**Stored data:**
↓↓↓

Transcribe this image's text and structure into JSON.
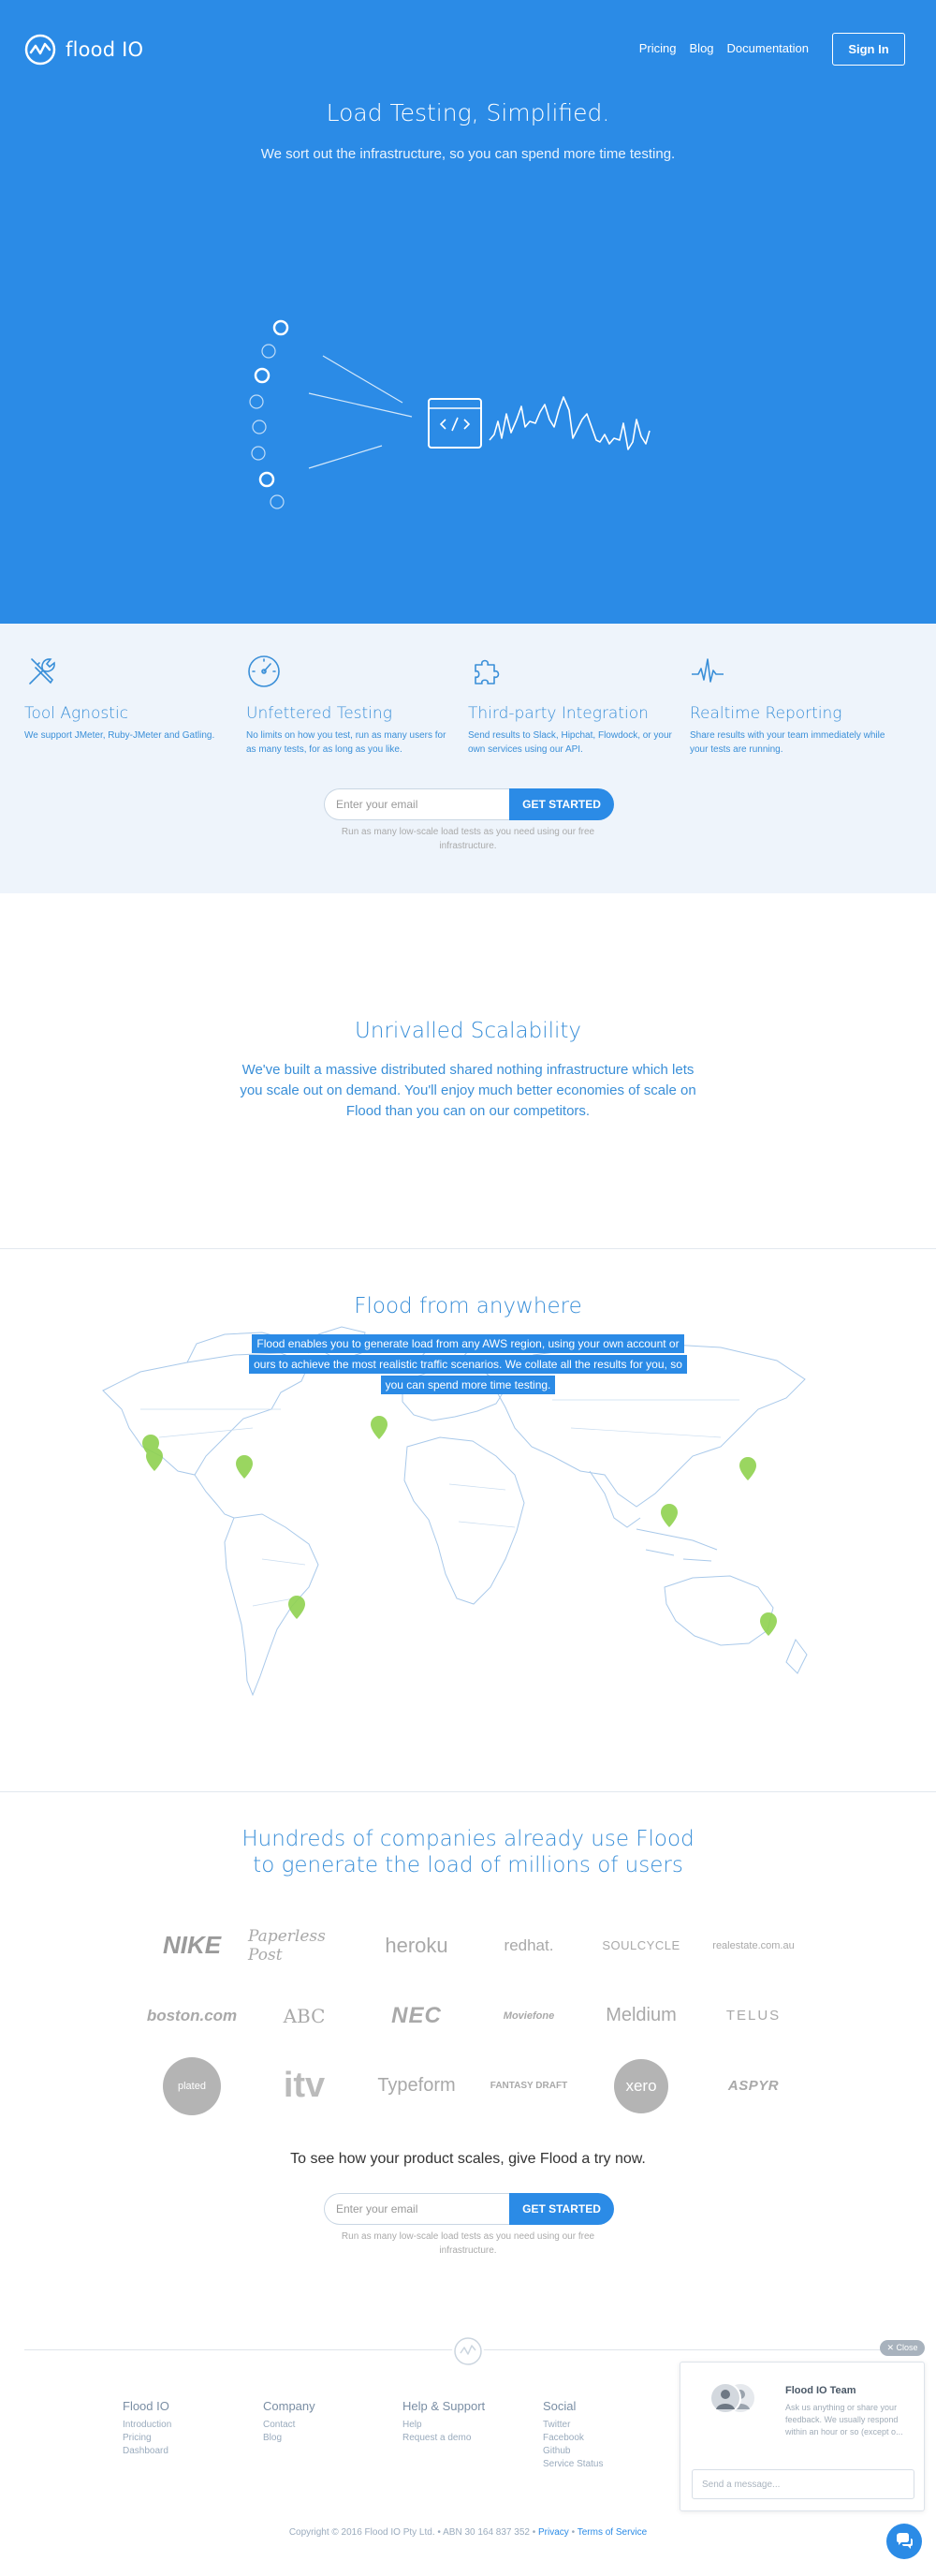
{
  "colors": {
    "brand_blue": "#2b8be6",
    "feature_bg": "#eef4fb",
    "heading_blue": "#3a8fd8",
    "pin_green": "#8fd14f"
  },
  "header": {
    "brand": "flood IO",
    "nav": [
      "Pricing",
      "Blog",
      "Documentation"
    ],
    "signin": "Sign In"
  },
  "hero": {
    "title": "Load Testing, Simplified.",
    "subtitle": "We sort out the infrastructure, so you can spend more time testing."
  },
  "features": [
    {
      "icon": "tools-icon",
      "title": "Tool Agnostic",
      "desc": "We support JMeter, Ruby-JMeter and Gatling."
    },
    {
      "icon": "speedometer-icon",
      "title": "Unfettered Testing",
      "desc": "No limits on how you test, run as many users for as many tests, for as long as you like."
    },
    {
      "icon": "puzzle-icon",
      "title": "Third-party Integration",
      "desc": "Send results to Slack, Hipchat, Flowdock, or your own services using our API."
    },
    {
      "icon": "pulse-icon",
      "title": "Realtime Reporting",
      "desc": "Share results with your team immediately while your tests are running."
    }
  ],
  "cta": {
    "placeholder": "Enter your email",
    "button": "GET STARTED",
    "note": "Run as many low-scale load tests as you need using our free infrastructure."
  },
  "scalability": {
    "title": "Unrivalled Scalability",
    "text": "We've built a massive distributed shared nothing infrastructure which lets you scale out on demand. You'll enjoy much better economies of scale on Flood than you can on our competitors."
  },
  "map": {
    "title": "Flood from anywhere",
    "text": "Flood enables you to generate load from any AWS region, using your own account or ours to achieve the most realistic traffic scenarios. We collate all the results for you, so you can spend more time testing."
  },
  "companies": {
    "title": "Hundreds of companies already use Flood to generate the load of millions of users",
    "logos": [
      "NIKE",
      "Paperless Post",
      "heroku",
      "redhat.",
      "SOULCYCLE",
      "realestate.com.au",
      "boston.com",
      "ABC",
      "NEC",
      "Moviefone",
      "Meldium",
      "TELUS",
      "plated",
      "itv",
      "Typeform",
      "FANTASY DRAFT",
      "xero",
      "ASPYR"
    ]
  },
  "try": {
    "title": "To see how your product scales, give Flood a try now."
  },
  "footer": {
    "columns": [
      {
        "heading": "Flood IO",
        "links": [
          "Introduction",
          "Pricing",
          "Dashboard"
        ]
      },
      {
        "heading": "Company",
        "links": [
          "Contact",
          "Blog"
        ]
      },
      {
        "heading": "Help & Support",
        "links": [
          "Help",
          "Request a demo"
        ]
      },
      {
        "heading": "Social",
        "links": [
          "Twitter",
          "Facebook",
          "Github",
          "Service Status"
        ]
      }
    ],
    "copyright": "Copyright © 2016 Flood IO Pty Ltd. • ABN 30 164 837 352 •",
    "privacy": "Privacy",
    "sep": "•",
    "terms": "Terms of Service"
  },
  "chat": {
    "close": "✕ Close",
    "team": "Flood IO Team",
    "desc": "Ask us anything or share your feedback. We usually respond within an hour or so (except o...",
    "placeholder": "Send a message..."
  }
}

↑↑↑

**Task instructions:**
Without including any pictures, output all the entries above exactly.

**Exercise response:**
Transcribe this image's text and structure into JSON.
{
  "colors": {
    "brand_blue": "#2b8be6",
    "feature_bg": "#eef4fb",
    "heading_blue": "#3a8fd8",
    "pin_green": "#8fd14f"
  },
  "header": {
    "brand": "flood IO",
    "nav": [
      "Pricing",
      "Blog",
      "Documentation"
    ],
    "signin": "Sign In"
  },
  "hero": {
    "title": "Load Testing, Simplified.",
    "subtitle": "We sort out the infrastructure, so you can spend more time testing."
  },
  "features": [
    {
      "icon": "tools-icon",
      "title": "Tool Agnostic",
      "desc": "We support JMeter, Ruby-JMeter and Gatling."
    },
    {
      "icon": "speedometer-icon",
      "title": "Unfettered Testing",
      "desc": "No limits on how you test, run as many users for as many tests, for as long as you like."
    },
    {
      "icon": "puzzle-icon",
      "title": "Third-party Integration",
      "desc": "Send results to Slack, Hipchat, Flowdock, or your own services using our API."
    },
    {
      "icon": "pulse-icon",
      "title": "Realtime Reporting",
      "desc": "Share results with your team immediately while your tests are running."
    }
  ],
  "cta": {
    "placeholder": "Enter your email",
    "button": "GET STARTED",
    "note": "Run as many low-scale load tests as you need using our free infrastructure."
  },
  "scalability": {
    "title": "Unrivalled Scalability",
    "text": "We've built a massive distributed shared nothing infrastructure which lets you scale out on demand. You'll enjoy much better economies of scale on Flood than you can on our competitors."
  },
  "map": {
    "title": "Flood from anywhere",
    "text": "Flood enables you to generate load from any AWS region, using your own account or ours to achieve the most realistic traffic scenarios. We collate all the results for you, so you can spend more time testing."
  },
  "companies": {
    "title": "Hundreds of companies already use Flood to generate the load of millions of users",
    "logos": [
      "NIKE",
      "Paperless Post",
      "heroku",
      "redhat.",
      "SOULCYCLE",
      "realestate.com.au",
      "boston.com",
      "ABC",
      "NEC",
      "Moviefone",
      "Meldium",
      "TELUS",
      "plated",
      "itv",
      "Typeform",
      "FANTASY DRAFT",
      "xero",
      "ASPYR"
    ]
  },
  "try": {
    "title": "To see how your product scales, give Flood a try now."
  },
  "footer": {
    "columns": [
      {
        "heading": "Flood IO",
        "links": [
          "Introduction",
          "Pricing",
          "Dashboard"
        ]
      },
      {
        "heading": "Company",
        "links": [
          "Contact",
          "Blog"
        ]
      },
      {
        "heading": "Help & Support",
        "links": [
          "Help",
          "Request a demo"
        ]
      },
      {
        "heading": "Social",
        "links": [
          "Twitter",
          "Facebook",
          "Github",
          "Service Status"
        ]
      }
    ],
    "copyright": "Copyright © 2016 Flood IO Pty Ltd. • ABN 30 164 837 352 •",
    "privacy": "Privacy",
    "sep": "•",
    "terms": "Terms of Service"
  },
  "chat": {
    "close": "✕ Close",
    "team": "Flood IO Team",
    "desc": "Ask us anything or share your feedback. We usually respond within an hour or so (except o...",
    "placeholder": "Send a message..."
  }
}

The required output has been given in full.